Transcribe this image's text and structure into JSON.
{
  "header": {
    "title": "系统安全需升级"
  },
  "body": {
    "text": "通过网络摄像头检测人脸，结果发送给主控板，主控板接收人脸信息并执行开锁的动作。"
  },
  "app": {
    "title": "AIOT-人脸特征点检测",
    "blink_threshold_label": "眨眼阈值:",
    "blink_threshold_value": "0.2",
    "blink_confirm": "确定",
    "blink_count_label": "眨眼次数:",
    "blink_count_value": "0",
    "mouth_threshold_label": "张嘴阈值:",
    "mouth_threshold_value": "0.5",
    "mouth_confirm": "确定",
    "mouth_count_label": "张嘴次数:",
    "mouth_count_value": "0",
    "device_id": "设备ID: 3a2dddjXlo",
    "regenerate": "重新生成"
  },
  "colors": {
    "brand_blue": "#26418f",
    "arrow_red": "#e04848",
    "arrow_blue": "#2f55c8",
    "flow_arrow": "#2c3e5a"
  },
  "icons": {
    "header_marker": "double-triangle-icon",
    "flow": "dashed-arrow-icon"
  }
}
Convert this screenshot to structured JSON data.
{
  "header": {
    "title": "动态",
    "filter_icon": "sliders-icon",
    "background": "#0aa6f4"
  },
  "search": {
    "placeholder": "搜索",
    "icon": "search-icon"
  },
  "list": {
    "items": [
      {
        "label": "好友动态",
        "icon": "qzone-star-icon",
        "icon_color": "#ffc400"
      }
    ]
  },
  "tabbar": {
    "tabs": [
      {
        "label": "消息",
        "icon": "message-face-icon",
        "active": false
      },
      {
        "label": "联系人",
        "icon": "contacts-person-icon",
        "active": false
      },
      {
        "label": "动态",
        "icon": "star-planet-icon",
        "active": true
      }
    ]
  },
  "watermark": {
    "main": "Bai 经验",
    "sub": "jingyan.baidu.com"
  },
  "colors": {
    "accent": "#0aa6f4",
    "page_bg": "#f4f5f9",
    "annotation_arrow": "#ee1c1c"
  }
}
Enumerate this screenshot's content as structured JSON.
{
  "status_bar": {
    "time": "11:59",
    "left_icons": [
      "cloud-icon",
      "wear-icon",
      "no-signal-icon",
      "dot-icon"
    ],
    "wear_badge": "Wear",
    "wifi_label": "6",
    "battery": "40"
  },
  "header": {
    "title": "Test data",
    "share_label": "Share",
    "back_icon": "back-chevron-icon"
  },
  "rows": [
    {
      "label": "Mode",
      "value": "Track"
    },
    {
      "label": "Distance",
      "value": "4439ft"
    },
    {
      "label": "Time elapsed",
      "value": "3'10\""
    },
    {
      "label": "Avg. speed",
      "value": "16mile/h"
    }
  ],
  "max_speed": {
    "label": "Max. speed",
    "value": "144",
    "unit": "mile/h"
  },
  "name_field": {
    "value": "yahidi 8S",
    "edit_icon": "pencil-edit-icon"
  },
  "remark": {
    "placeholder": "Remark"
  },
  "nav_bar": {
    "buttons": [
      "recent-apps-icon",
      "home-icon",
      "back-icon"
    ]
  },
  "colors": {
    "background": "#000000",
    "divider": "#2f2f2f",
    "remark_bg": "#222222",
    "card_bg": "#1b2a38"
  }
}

────────────────

_TASK REQUIREMENTS_:
Gather each line of the listing containing the word "text" and show it.

_REPLY_:
Transcribe this image's text and structure into JSON.
    "text": "通过网络摄像头检测人脸，结果发送给主控板，主控板接收人脸信息并执行开锁的动作。"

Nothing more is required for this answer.